WHAT YOU HAVE TO DO: Strip the pictures and reproduce the rest of the listing exactly.

Data excerpts:
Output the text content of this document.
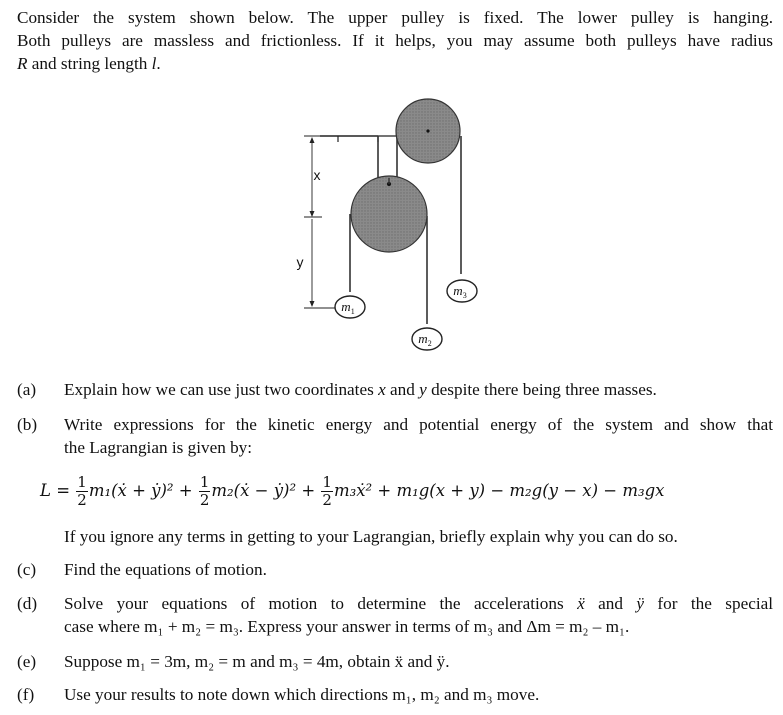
Consider the system shown below. The upper pulley is fixed. The lower pulley is hanging.
Both pulleys are massless and frictionless. If it helps, you may assume both pulleys have radius
R and string length l.
x
y
$m_1$
$m_2$
$m_3$
(a)	Explain how we can use just two coordinates x and y despite there being three masses.
(b)	Write expressions for the kinetic energy and potential energy of the system and show that
the Lagrangian is given by:
$L = \frac{1}{2}$ m₁(ẋ + ẏ)² + $\frac{1}{2}$ m₂(ẋ − ẏ)² + $\frac{1}{2}$ m₃ẋ² + m₁g(x + y) − m₂g(y − x) − m₃gx
If you ignore any terms in getting to your Lagrangian, briefly explain why you can do so.
(c)	Find the equations of motion.
(d)	Solve your equations of motion to determine the accelerations ẍ and ÿ for the special
case where m₁ + m₂ = m₃. Express your answer in terms of m₃ and Δm = m₂ – m₁.
(e)	Suppose m₁ = 3m, m₂ = m and m₃ = 4m, obtain ẍ and ÿ.
(f)	Use your results to note down which directions m₁, m₂ and m₃ move.
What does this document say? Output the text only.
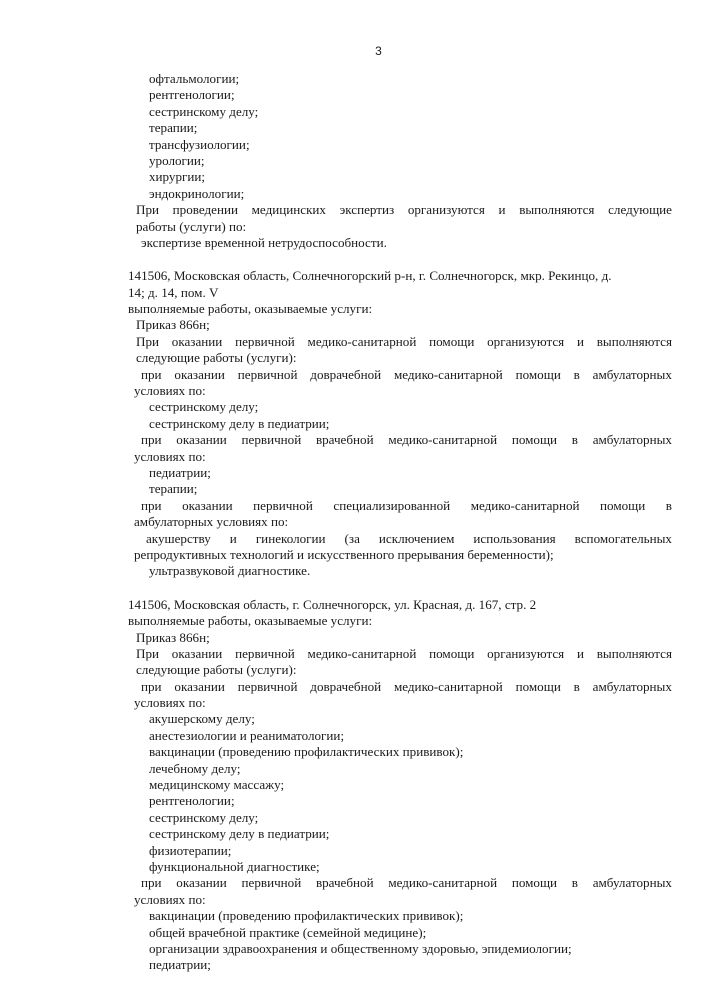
3
офтальмологии;
рентгенологии;
сестринскому делу;
терапии;
трансфузиологии;
урологии;
хирургии;
эндокринологии;
При проведении медицинских экспертиз организуются и выполняются следующие
работы (услуги) по:
экспертизе временной нетрудоспособности.
141506, Московская область, Солнечногорский р-н, г. Солнечногорск, мкр. Рекинцо, д.
14; д. 14, пом. V
выполняемые работы, оказываемые услуги:
Приказ 866н;
При оказании первичной медико-санитарной помощи организуются и выполняются
следующие работы (услуги):
при оказании первичной доврачебной медико-санитарной помощи в амбулаторных
условиях по:
сестринскому делу;
сестринскому делу в педиатрии;
при оказании первичной врачебной медико-санитарной помощи в амбулаторных
условиях по:
педиатрии;
терапии;
при оказании первичной специализированной медико-санитарной помощи в
амбулаторных условиях по:
акушерству и гинекологии (за исключением использования вспомогательных
репродуктивных технологий и искусственного прерывания беременности);
ультразвуковой диагностике.
141506, Московская область, г. Солнечногорск, ул. Красная, д. 167, стр. 2
выполняемые работы, оказываемые услуги:
Приказ 866н;
При оказании первичной медико-санитарной помощи организуются и выполняются
следующие работы (услуги):
при оказании первичной доврачебной медико-санитарной помощи в амбулаторных
условиях по:
акушерскому делу;
анестезиологии и реаниматологии;
вакцинации (проведению профилактических прививок);
лечебному делу;
медицинскому массажу;
рентгенологии;
сестринскому делу;
сестринскому делу в педиатрии;
физиотерапии;
функциональной диагностике;
при оказании первичной врачебной медико-санитарной помощи в амбулаторных
условиях по:
вакцинации (проведению профилактических прививок);
общей врачебной практике (семейной медицине);
организации здравоохранения и общественному здоровью, эпидемиологии;
педиатрии;
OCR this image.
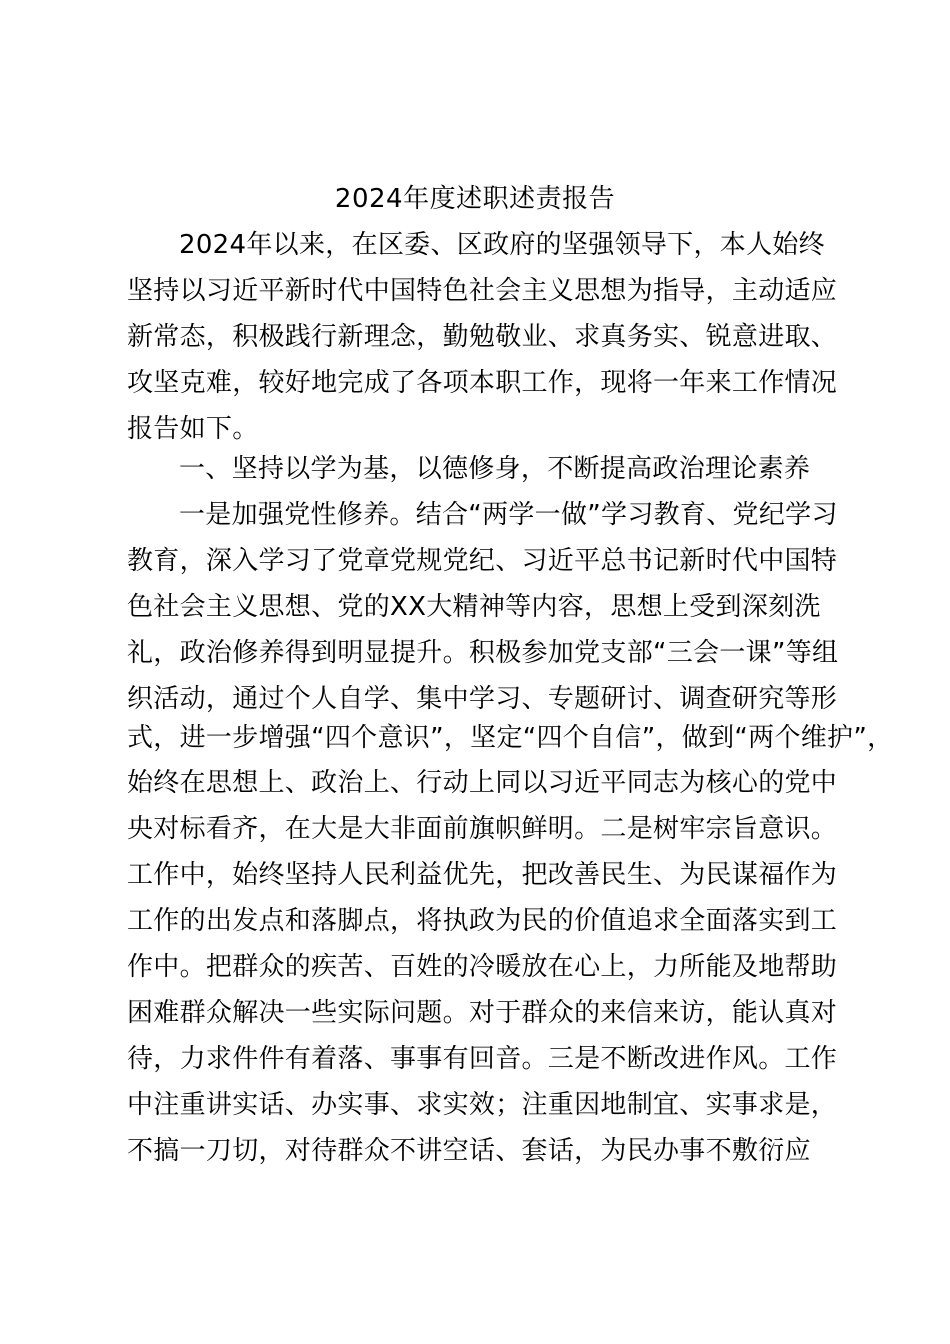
2024年度述职述责报告
2024年以来，在区委、区政府的坚强领导下，本人始终
坚持以习近平新时代中国特色社会主义思想为指导，主动适应
新常态，积极践行新理念，勤勉敬业、求真务实、锐意进取、
攻坚克难，较好地完成了各项本职工作，现将一年来工作情况
报告如下。
一、坚持以学为基，以德修身，不断提高政治理论素养
一是加强党性修养。结合“两学一做”学习教育、党纪学习
教育，深入学习了党章党规党纪、习近平总书记新时代中国特
色社会主义思想、党的XX大精神等内容，思想上受到深刻洗
礼，政治修养得到明显提升。积极参加党支部“三会一课”等组
织活动，通过个人自学、集中学习、专题研讨、调查研究等形
式，进一步增强“四个意识”，坚定“四个自信”，做到“两个维护”，
始终在思想上、政治上、行动上同以习近平同志为核心的党中
央对标看齐，在大是大非面前旗帜鲜明。二是树牢宗旨意识。
工作中，始终坚持人民利益优先，把改善民生、为民谋福作为
工作的出发点和落脚点，将执政为民的价值追求全面落实到工
作中。把群众的疾苦、百姓的冷暖放在心上，力所能及地帮助
困难群众解决一些实际问题。对于群众的来信来访，能认真对
待，力求件件有着落、事事有回音。三是不断改进作风。工作
中注重讲实话、办实事、求实效；注重因地制宜、实事求是，
不搞一刀切，对待群众不讲空话、套话，为民办事不敷衍应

RESULT OF THIS EXERCISE:
Output the text content of this document.
Consider the system shown below. The upper pulley is fixed. The lower pulley is hanging.
Both pulleys are massless and frictionless. If it helps, you may assume both pulleys have radius
R and string length l.
x
y
$m_1$
$m_2$
$m_3$
(a)	Explain how we can use just two coordinates x and y despite there being three masses.
(b)	Write expressions for the kinetic energy and potential energy of the system and show that
the Lagrangian is given by:
$L = \frac{1}{2}$ m₁(ẋ + ẏ)² + $\frac{1}{2}$ m₂(ẋ − ẏ)² + $\frac{1}{2}$ m₃ẋ² + m₁g(x + y) − m₂g(y − x) − m₃gx
If you ignore any terms in getting to your Lagrangian, briefly explain why you can do so.
(c)	Find the equations of motion.
(d)	Solve your equations of motion to determine the accelerations ẍ and ÿ for the special
case where m₁ + m₂ = m₃. Express your answer in terms of m₃ and Δm = m₂ – m₁.
(e)	Suppose m₁ = 3m, m₂ = m and m₃ = 4m, obtain ẍ and ÿ.
(f)	Use your results to note down which directions m₁, m₂ and m₃ move.
What does this document say? Output the text only.
3
офтальмологии;
рентгенологии;
сестринскому делу;
терапии;
трансфузиологии;
урологии;
хирургии;
эндокринологии;
При проведении медицинских экспертиз организуются и выполняются следующие
работы (услуги) по:
экспертизе временной нетрудоспособности.
141506, Московская область, Солнечногорский р-н, г. Солнечногорск, мкр. Рекинцо, д.
14; д. 14, пом. V
выполняемые работы, оказываемые услуги:
Приказ 866н;
При оказании первичной медико-санитарной помощи организуются и выполняются
следующие работы (услуги):
при оказании первичной доврачебной медико-санитарной помощи в амбулаторных
условиях по:
сестринскому делу;
сестринскому делу в педиатрии;
при оказании первичной врачебной медико-санитарной помощи в амбулаторных
условиях по:
педиатрии;
терапии;
при оказании первичной специализированной медико-санитарной помощи в
амбулаторных условиях по:
акушерству и гинекологии (за исключением использования вспомогательных
репродуктивных технологий и искусственного прерывания беременности);
ультразвуковой диагностике.
141506, Московская область, г. Солнечногорск, ул. Красная, д. 167, стр. 2
выполняемые работы, оказываемые услуги:
Приказ 866н;
При оказании первичной медико-санитарной помощи организуются и выполняются
следующие работы (услуги):
при оказании первичной доврачебной медико-санитарной помощи в амбулаторных
условиях по:
акушерскому делу;
анестезиологии и реаниматологии;
вакцинации (проведению профилактических прививок);
лечебному делу;
медицинскому массажу;
рентгенологии;
сестринскому делу;
сестринскому делу в педиатрии;
физиотерапии;
функциональной диагностике;
при оказании первичной врачебной медико-санитарной помощи в амбулаторных
условиях по:
вакцинации (проведению профилактических прививок);
общей врачебной практике (семейной медицине);
организации здравоохранения и общественному здоровью, эпидемиологии;
педиатрии;
OCR this image.
2024年度述职述责报告
2024年以来，在区委、区政府的坚强领导下，本人始终
坚持以习近平新时代中国特色社会主义思想为指导，主动适应
新常态，积极践行新理念，勤勉敬业、求真务实、锐意进取、
攻坚克难，较好地完成了各项本职工作，现将一年来工作情况
报告如下。
一、坚持以学为基，以德修身，不断提高政治理论素养
一是加强党性修养。结合“两学一做”学习教育、党纪学习
教育，深入学习了党章党规党纪、习近平总书记新时代中国特
色社会主义思想、党的XX大精神等内容，思想上受到深刻洗
礼，政治修养得到明显提升。积极参加党支部“三会一课”等组
织活动，通过个人自学、集中学习、专题研讨、调查研究等形
式，进一步增强“四个意识”，坚定“四个自信”，做到“两个维护”，
始终在思想上、政治上、行动上同以习近平同志为核心的党中
央对标看齐，在大是大非面前旗帜鲜明。二是树牢宗旨意识。
工作中，始终坚持人民利益优先，把改善民生、为民谋福作为
工作的出发点和落脚点，将执政为民的价值追求全面落实到工
作中。把群众的疾苦、百姓的冷暖放在心上，力所能及地帮助
困难群众解决一些实际问题。对于群众的来信来访，能认真对
待，力求件件有着落、事事有回音。三是不断改进作风。工作
中注重讲实话、办实事、求实效；注重因地制宜、实事求是，
不搞一刀切，对待群众不讲空话、套话，为民办事不敷衍应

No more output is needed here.